_Aim_
Output each entry that follows exactly. Images stay out.

═══

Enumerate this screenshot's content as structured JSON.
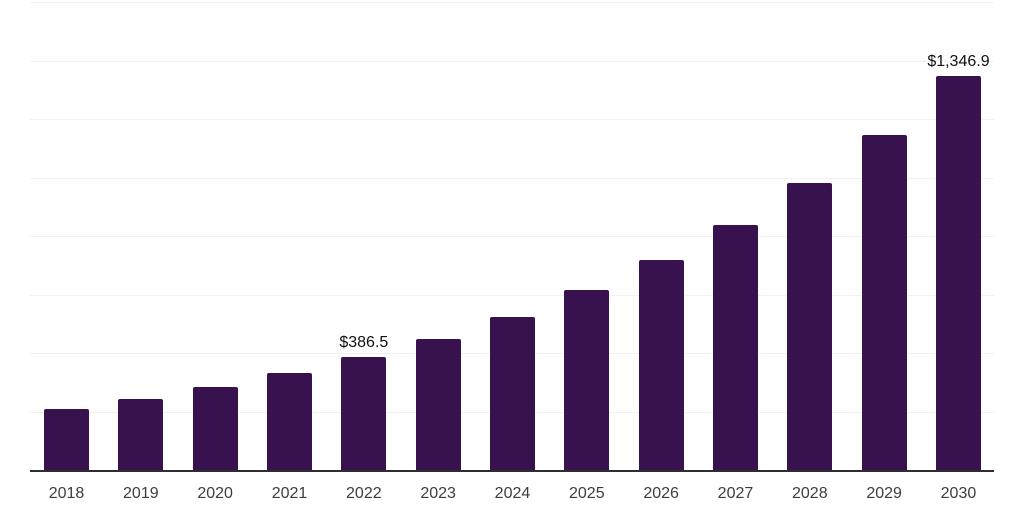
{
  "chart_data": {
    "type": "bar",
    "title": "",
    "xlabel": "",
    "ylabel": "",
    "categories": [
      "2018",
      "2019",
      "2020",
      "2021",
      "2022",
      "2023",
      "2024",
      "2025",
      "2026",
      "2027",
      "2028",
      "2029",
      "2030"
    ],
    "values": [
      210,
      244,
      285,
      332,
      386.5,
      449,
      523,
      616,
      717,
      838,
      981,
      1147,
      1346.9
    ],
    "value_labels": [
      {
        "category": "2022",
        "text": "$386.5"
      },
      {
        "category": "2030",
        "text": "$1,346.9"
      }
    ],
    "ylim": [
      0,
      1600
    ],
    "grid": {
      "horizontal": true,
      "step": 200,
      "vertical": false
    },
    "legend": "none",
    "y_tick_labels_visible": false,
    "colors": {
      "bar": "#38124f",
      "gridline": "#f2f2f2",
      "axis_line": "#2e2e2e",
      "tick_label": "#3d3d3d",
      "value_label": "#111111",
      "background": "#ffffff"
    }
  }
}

═══

_Exercise response_
Enumerate this screenshot's content as structured JSON.
{
  "chart_data": {
    "type": "bar",
    "title": "",
    "xlabel": "",
    "ylabel": "",
    "categories": [
      "2018",
      "2019",
      "2020",
      "2021",
      "2022",
      "2023",
      "2024",
      "2025",
      "2026",
      "2027",
      "2028",
      "2029",
      "2030"
    ],
    "values": [
      210,
      244,
      285,
      332,
      386.5,
      449,
      523,
      616,
      717,
      838,
      981,
      1147,
      1346.9
    ],
    "value_labels": [
      {
        "category": "2022",
        "text": "$386.5"
      },
      {
        "category": "2030",
        "text": "$1,346.9"
      }
    ],
    "ylim": [
      0,
      1600
    ],
    "grid": {
      "horizontal": true,
      "step": 200,
      "vertical": false
    },
    "legend": "none",
    "y_tick_labels_visible": false,
    "colors": {
      "bar": "#38124f",
      "gridline": "#f2f2f2",
      "axis_line": "#2e2e2e",
      "tick_label": "#3d3d3d",
      "value_label": "#111111",
      "background": "#ffffff"
    }
  }
}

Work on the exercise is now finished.